* Excerpted data

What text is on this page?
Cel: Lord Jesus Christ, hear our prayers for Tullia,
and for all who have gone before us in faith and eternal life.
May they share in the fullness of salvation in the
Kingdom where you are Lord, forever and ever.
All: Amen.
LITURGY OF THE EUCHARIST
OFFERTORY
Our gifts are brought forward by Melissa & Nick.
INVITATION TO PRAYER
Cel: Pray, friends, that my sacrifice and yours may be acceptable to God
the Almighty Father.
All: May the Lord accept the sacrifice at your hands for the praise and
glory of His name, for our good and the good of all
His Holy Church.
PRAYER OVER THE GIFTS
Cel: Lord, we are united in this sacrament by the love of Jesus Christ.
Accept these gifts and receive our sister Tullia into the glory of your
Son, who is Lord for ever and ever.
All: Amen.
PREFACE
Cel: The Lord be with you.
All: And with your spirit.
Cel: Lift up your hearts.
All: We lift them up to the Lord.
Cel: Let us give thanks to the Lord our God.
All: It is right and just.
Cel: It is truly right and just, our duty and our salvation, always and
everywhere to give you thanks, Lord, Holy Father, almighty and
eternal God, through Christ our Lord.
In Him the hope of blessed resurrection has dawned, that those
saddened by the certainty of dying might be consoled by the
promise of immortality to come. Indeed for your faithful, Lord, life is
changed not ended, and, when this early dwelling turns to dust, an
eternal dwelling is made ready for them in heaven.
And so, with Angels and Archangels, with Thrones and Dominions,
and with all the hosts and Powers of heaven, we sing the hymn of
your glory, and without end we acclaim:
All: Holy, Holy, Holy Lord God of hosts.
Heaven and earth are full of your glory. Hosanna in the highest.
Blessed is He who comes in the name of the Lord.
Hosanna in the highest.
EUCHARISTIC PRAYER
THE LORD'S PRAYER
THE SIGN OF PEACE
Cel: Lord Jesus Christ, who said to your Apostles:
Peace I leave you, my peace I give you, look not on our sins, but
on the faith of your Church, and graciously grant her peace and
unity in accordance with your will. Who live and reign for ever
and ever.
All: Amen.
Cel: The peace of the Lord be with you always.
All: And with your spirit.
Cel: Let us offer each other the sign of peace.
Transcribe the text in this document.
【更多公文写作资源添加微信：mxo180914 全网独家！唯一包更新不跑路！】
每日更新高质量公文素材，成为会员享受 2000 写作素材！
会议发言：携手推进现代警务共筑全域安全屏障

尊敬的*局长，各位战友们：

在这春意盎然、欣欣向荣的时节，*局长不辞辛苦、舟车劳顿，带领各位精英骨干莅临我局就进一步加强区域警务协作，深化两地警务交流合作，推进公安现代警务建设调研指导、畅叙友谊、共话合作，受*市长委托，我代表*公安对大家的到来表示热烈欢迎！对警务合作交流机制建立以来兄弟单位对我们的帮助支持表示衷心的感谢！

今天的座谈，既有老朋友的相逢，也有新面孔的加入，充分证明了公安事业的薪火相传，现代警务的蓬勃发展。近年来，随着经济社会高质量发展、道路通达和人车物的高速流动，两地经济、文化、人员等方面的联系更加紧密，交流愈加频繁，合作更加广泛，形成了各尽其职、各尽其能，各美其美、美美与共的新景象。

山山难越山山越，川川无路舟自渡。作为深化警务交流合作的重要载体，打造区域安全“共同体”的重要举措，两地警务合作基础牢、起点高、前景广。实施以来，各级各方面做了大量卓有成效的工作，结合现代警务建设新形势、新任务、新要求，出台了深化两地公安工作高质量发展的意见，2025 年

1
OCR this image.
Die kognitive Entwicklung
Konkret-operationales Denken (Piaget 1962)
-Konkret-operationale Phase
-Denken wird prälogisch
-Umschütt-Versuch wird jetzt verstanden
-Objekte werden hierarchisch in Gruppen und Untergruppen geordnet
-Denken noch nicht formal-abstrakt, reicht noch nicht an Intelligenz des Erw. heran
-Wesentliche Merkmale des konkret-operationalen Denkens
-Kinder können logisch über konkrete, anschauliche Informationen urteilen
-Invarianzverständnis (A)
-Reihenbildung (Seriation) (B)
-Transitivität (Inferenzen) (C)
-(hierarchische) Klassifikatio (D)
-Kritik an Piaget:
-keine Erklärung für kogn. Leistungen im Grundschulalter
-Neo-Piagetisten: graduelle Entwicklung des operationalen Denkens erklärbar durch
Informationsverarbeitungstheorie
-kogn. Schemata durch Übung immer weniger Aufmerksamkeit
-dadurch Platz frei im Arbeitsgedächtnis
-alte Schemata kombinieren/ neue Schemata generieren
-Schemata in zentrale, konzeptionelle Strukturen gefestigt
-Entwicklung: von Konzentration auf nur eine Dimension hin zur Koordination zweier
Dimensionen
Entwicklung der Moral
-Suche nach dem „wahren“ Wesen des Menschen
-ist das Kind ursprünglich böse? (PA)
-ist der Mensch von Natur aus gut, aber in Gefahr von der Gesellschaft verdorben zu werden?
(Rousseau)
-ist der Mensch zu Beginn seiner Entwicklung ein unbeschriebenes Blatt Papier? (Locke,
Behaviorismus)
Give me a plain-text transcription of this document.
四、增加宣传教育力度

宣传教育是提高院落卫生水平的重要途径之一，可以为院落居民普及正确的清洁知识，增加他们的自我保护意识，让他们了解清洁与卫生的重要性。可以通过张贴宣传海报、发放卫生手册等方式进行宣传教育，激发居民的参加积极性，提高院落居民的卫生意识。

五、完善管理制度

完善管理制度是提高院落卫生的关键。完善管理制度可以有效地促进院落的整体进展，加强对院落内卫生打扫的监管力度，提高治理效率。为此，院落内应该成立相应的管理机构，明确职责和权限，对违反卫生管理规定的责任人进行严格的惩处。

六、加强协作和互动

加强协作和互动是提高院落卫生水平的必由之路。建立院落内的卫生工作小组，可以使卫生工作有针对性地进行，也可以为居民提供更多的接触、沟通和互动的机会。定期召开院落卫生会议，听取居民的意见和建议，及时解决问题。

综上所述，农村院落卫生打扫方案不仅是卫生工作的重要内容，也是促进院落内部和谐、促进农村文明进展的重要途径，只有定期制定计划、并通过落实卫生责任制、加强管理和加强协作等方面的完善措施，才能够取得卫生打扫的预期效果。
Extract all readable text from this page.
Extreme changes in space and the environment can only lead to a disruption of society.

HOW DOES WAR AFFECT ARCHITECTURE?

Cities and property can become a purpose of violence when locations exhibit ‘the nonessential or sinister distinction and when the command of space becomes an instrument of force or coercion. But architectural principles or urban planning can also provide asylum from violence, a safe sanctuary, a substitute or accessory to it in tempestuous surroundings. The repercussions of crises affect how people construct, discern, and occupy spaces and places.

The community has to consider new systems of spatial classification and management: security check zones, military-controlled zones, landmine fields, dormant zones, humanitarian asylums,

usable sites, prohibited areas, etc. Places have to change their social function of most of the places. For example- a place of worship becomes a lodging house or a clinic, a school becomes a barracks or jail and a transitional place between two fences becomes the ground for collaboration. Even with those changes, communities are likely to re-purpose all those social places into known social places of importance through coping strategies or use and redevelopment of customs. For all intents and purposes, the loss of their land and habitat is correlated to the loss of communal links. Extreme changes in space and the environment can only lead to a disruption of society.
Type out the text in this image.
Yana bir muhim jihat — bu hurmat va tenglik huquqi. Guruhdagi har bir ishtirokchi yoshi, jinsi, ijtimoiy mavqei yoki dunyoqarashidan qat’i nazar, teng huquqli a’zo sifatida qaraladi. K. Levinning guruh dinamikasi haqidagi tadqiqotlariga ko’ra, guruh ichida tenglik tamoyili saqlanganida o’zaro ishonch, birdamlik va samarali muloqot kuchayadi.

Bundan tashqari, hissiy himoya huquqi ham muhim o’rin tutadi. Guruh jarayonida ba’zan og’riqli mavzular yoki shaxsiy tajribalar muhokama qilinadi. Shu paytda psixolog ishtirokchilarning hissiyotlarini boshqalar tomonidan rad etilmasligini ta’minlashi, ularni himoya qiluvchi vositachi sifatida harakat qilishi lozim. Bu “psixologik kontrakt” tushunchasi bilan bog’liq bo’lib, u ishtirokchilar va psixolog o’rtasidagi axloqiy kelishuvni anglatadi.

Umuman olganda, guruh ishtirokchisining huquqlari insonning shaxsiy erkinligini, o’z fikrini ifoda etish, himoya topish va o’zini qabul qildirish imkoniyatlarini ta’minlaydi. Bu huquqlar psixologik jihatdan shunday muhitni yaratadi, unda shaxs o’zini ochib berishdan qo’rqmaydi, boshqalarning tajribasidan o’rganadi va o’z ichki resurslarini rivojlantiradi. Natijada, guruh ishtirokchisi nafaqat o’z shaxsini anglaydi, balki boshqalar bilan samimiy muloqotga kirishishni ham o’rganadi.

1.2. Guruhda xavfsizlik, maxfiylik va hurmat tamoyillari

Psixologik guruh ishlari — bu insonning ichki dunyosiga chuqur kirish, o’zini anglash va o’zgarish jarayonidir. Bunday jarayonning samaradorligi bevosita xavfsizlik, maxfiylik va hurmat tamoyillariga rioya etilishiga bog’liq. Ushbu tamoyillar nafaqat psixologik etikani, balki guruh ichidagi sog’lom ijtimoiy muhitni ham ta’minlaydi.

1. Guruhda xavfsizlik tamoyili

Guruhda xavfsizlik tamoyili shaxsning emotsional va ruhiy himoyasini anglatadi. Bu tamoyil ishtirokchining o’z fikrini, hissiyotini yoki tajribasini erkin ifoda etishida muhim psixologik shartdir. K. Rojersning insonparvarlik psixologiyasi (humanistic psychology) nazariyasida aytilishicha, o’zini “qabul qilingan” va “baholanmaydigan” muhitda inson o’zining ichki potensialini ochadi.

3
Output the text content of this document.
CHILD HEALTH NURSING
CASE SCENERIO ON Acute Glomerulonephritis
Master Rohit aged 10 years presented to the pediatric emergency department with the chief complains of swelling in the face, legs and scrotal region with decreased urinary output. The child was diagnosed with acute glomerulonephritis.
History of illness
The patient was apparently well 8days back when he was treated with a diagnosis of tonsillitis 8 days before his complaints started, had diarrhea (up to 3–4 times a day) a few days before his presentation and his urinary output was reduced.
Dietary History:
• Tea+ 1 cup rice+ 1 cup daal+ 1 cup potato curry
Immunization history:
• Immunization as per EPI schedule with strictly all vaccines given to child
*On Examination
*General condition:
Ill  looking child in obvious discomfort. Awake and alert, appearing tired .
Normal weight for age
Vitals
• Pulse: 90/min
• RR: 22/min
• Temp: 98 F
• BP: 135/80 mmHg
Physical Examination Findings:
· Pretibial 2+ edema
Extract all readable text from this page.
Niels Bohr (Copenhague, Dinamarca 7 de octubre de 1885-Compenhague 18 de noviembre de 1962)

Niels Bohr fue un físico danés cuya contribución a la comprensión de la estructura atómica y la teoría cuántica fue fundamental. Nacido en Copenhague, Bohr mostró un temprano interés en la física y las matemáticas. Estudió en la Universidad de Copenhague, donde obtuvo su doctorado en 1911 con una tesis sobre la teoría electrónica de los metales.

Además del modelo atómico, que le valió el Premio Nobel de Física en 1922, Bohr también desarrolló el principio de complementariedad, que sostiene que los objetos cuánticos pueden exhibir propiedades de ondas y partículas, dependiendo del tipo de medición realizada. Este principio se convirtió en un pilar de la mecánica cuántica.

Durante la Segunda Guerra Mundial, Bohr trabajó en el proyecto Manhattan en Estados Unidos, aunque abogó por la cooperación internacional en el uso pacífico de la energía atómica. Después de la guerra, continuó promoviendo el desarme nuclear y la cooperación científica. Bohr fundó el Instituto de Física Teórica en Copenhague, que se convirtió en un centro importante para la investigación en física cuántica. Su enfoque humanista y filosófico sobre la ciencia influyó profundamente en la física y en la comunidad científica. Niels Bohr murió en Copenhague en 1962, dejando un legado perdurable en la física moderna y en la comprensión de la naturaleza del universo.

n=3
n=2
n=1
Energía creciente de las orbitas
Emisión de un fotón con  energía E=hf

* What you will do
List every line in the records above that contains the word "before".

* Answer in full
and for all who have gone before us in faith and eternal life.
The patient was apparently well 8days back when he was treated with a diagnosis of tonsillitis 8 days before his complaints started, had diarrhea (up to 3–4 times a day) a few days before his presentation and his urinary output was reduced.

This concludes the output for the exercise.